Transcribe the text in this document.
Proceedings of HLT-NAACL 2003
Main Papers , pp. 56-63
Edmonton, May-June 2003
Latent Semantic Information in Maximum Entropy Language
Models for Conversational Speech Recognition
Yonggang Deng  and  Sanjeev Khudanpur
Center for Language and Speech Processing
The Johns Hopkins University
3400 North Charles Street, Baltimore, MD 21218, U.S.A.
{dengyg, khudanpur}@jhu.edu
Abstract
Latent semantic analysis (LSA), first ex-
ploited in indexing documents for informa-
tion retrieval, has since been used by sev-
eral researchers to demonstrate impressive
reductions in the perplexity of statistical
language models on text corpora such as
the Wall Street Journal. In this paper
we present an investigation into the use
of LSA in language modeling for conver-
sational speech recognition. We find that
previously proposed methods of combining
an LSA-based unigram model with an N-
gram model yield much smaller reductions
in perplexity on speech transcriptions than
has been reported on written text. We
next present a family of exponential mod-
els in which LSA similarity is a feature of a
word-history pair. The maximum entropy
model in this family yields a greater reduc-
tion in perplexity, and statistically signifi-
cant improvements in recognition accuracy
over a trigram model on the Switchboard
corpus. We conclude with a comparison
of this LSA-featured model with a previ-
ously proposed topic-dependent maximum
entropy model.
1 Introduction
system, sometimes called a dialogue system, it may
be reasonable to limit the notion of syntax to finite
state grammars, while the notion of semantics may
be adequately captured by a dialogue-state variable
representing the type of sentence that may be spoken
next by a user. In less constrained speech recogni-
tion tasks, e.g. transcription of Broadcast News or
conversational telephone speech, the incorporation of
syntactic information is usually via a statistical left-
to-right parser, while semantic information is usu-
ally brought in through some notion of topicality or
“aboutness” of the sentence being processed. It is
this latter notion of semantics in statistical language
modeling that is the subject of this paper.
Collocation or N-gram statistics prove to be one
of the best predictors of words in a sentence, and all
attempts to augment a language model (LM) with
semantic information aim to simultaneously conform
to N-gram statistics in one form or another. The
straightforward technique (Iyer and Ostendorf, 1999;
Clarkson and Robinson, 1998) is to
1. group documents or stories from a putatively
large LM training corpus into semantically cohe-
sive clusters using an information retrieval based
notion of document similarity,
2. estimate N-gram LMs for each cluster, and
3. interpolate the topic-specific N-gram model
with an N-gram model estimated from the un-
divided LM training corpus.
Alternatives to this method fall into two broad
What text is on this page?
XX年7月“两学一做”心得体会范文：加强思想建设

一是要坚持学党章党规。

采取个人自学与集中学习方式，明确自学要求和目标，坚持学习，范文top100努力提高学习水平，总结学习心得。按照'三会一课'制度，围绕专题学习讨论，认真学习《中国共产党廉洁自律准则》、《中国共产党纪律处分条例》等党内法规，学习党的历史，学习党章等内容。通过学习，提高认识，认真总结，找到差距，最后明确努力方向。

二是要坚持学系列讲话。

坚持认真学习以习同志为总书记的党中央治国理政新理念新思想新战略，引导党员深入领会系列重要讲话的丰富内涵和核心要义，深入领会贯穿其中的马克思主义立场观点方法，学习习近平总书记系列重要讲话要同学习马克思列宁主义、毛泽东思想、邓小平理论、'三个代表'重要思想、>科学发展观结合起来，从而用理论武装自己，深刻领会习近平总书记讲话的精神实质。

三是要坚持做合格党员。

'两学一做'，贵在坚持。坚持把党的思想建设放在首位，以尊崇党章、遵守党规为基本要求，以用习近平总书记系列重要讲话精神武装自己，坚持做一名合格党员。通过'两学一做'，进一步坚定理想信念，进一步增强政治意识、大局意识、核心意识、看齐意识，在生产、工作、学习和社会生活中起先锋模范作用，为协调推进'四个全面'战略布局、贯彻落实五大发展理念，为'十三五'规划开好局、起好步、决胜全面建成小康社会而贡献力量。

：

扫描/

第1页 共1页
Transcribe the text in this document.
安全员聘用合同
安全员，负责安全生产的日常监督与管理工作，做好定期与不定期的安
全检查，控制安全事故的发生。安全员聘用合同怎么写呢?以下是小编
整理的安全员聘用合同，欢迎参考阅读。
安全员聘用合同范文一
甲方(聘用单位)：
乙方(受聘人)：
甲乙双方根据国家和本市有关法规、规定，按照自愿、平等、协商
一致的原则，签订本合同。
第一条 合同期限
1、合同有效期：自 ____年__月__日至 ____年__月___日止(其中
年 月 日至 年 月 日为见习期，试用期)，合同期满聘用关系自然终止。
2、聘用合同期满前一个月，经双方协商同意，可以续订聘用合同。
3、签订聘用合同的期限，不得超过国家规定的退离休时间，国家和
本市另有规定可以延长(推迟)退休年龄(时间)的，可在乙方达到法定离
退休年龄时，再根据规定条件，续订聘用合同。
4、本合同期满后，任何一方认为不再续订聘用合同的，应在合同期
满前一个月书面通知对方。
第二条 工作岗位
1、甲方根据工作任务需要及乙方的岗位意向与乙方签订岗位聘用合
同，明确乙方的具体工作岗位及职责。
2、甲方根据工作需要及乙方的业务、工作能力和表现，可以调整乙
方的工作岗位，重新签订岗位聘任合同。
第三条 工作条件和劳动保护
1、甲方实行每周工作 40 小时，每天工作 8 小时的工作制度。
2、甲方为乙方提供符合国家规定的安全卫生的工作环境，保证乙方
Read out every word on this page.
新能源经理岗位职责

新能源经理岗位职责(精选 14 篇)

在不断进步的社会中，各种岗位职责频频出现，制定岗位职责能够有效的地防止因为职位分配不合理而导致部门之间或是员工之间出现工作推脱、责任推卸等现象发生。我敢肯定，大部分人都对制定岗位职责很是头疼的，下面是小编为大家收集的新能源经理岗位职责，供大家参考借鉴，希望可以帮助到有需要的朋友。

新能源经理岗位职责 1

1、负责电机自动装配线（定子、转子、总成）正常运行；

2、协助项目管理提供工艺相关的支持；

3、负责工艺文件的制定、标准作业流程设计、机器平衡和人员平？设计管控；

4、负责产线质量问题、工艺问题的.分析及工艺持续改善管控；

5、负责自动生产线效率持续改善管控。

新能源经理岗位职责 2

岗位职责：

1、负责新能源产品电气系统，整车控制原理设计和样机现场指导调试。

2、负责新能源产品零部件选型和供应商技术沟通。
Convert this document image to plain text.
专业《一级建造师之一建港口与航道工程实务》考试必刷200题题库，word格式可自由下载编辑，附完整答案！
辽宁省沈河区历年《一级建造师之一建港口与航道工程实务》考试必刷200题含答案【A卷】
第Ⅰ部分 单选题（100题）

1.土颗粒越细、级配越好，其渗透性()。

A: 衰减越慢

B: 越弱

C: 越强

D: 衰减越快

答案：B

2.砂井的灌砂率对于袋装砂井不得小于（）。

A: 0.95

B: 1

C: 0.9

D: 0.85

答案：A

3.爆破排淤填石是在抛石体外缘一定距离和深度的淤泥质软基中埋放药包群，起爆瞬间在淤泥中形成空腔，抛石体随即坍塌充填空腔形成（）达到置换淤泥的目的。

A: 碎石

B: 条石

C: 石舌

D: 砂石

▬▬▬

- [Stated exercise]:
How many lines in the listing contain "modeling"? Answer with the number alone.

- [Task response]:
2